**What is expected:**
Extract all lines from the data beneath that include the word "skills".

———

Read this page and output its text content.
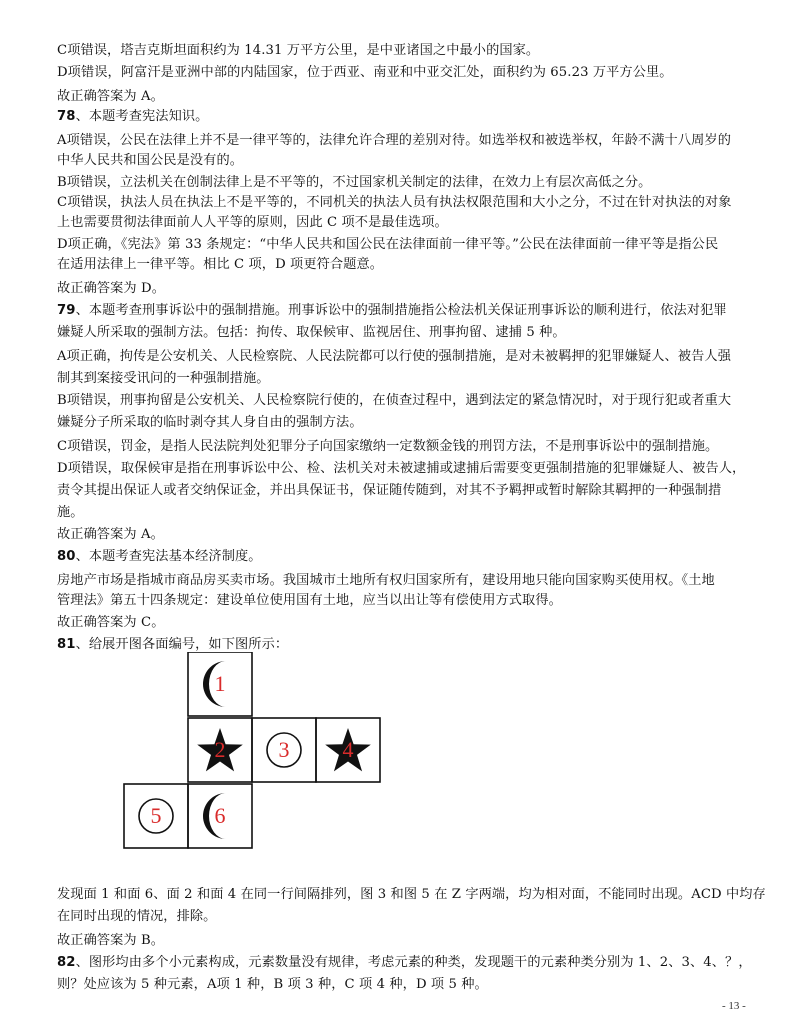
C项错误，塔吉克斯坦面积约为 14.31 万平方公里，是中亚诸国之中最小的国家。
D项错误，阿富汗是亚洲中部的内陆国家，位于西亚、南亚和中亚交汇处，面积约为 65.23 万平方公里。
故正确答案为 A。
78、本题考查宪法知识。
A项错误，公民在法律上并不是一律平等的，法律允许合理的差别对待。如选举权和被选举权，年龄不满十八周岁的
中华人民共和国公民是没有的。
B项错误，立法机关在创制法律上是不平等的，不过国家机关制定的法律，在效力上有层次高低之分。
C项错误，执法人员在执法上不是平等的，不同机关的执法人员有执法权限范围和大小之分，不过在针对执法的对象
上也需要贯彻法律面前人人平等的原则，因此 C 项不是最佳选项。
D项正确，《宪法》第 33 条规定：“中华人民共和国公民在法律面前一律平等。”公民在法律面前一律平等是指公民
在适用法律上一律平等。相比 C 项，D 项更符合题意。
故正确答案为 D。
79、本题考查刑事诉讼中的强制措施。刑事诉讼中的强制措施指公检法机关保证刑事诉讼的顺利进行，依法对犯罪
嫌疑人所采取的强制方法。包括：拘传、取保候审、监视居住、刑事拘留、逮捕 5 种。
A项正确，拘传是公安机关、人民检察院、人民法院都可以行使的强制措施，是对未被羁押的犯罪嫌疑人、被告人强
制其到案接受讯问的一种强制措施。
B项错误，刑事拘留是公安机关、人民检察院行使的，在侦查过程中，遇到法定的紧急情况时，对于现行犯或者重大
嫌疑分子所采取的临时剥夺其人身自由的强制方法。
C项错误，罚金，是指人民法院判处犯罪分子向国家缴纳一定数额金钱的刑罚方法，不是刑事诉讼中的强制措施。
D项错误，取保候审是指在刑事诉讼中公、检、法机关对未被逮捕或逮捕后需要变更强制措施的犯罪嫌疑人、被告人，
责令其提出保证人或者交纳保证金，并出具保证书，保证随传随到，对其不予羁押或暂时解除其羁押的一种强制措
施。
故正确答案为 A。
80、本题考查宪法基本经济制度。
房地产市场是指城市商品房买卖市场。我国城市土地所有权归国家所有，建设用地只能向国家购买使用权。《土地
管理法》第五十四条规定：建设单位使用国有土地，应当以出让等有偿使用方式取得。
故正确答案为 C。
81、给展开图各面编号，如下图所示：
发现面 1 和面 6、面 2 和面 4 在同一行间隔排列，图 3 和图 5 在 Z 字两端，均为相对面，不能同时出现。ACD 中均存
在同时出现的情况，排除。
故正确答案为 B。
82、图形均由多个小元素构成，元素数量没有规律，考虑元素的种类，发现题干的元素种类分别为 1、2、3、4、？，
则？处应该为 5 种元素，A项 1 种，B 项 3 种，C 项 4 种，D 项 5 种。
1
2 3 4
5 6
- 13 -
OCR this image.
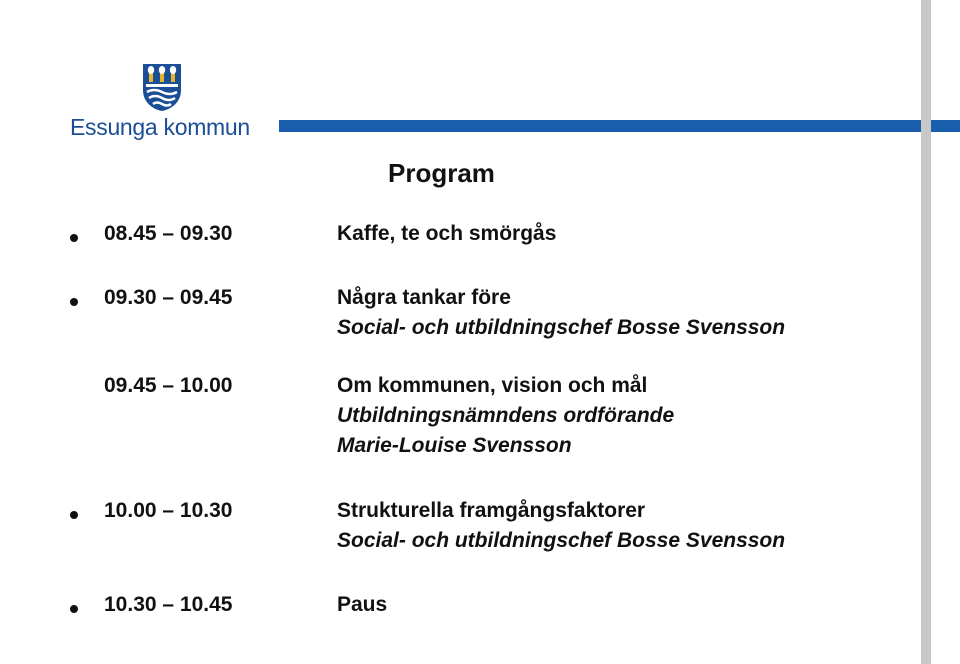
Essunga kommun
Program
08.45 – 09.30	Kaffe, te och smörgås
09.30 – 09.45	Några tankar före
Social- och utbildningschef Bosse Svensson
09.45 – 10.00	Om kommunen, vision och mål
Utbildningsnämndens ordförande
Marie-Louise Svensson
10.00 – 10.30	Strukturella framgångsfaktorer
Social- och utbildningschef Bosse Svensson
10.30 – 10.45	Paus
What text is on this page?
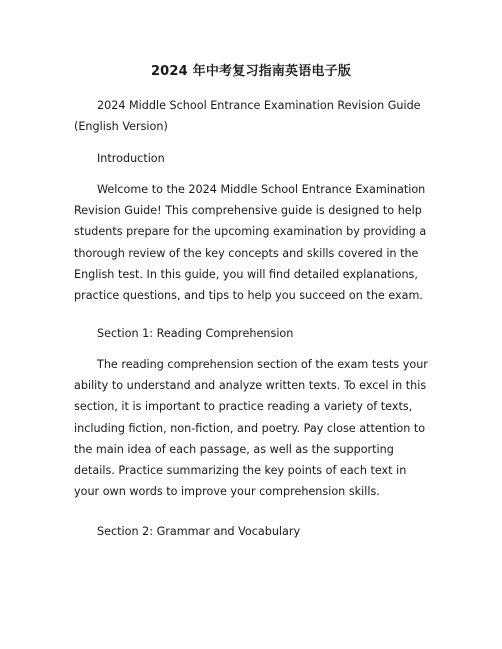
2024 年中考复习指南英语电子版

2024 Middle School Entrance Examination Revision Guide (English Version)

Introduction

Welcome to the 2024 Middle School Entrance Examination Revision Guide! This comprehensive guide is designed to help students prepare for the upcoming examination by providing a thorough review of the key concepts and skills covered in the English test. In this guide, you will find detailed explanations, practice questions, and tips to help you succeed on the exam.

Section 1: Reading Comprehension

The reading comprehension section of the exam tests your ability to understand and analyze written texts. To excel in this section, it is important to practice reading a variety of texts, including fiction, non-fiction, and poetry. Pay close attention to the main idea of each passage, as well as the supporting details. Practice summarizing the key points of each text in your own words to improve your comprehension skills.

Section 2: Grammar and Vocabulary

———

**Final result:**
Welcome to the 2024 Middle School Entrance Examination Revision Guide! This comprehensive guide is designed to help students prepare for the upcoming examination by providing a thorough review of the key concepts and skills covered in the English test. In this guide, you will find detailed explanations, practice questions, and tips to help you succeed on the exam.
The reading comprehension section of the exam tests your ability to understand and analyze written texts. To excel in this section, it is important to practice reading a variety of texts, including fiction, non-fiction, and poetry. Pay close attention to the main idea of each passage, as well as the supporting details. Practice summarizing the key points of each text in your own words to improve your comprehension skills.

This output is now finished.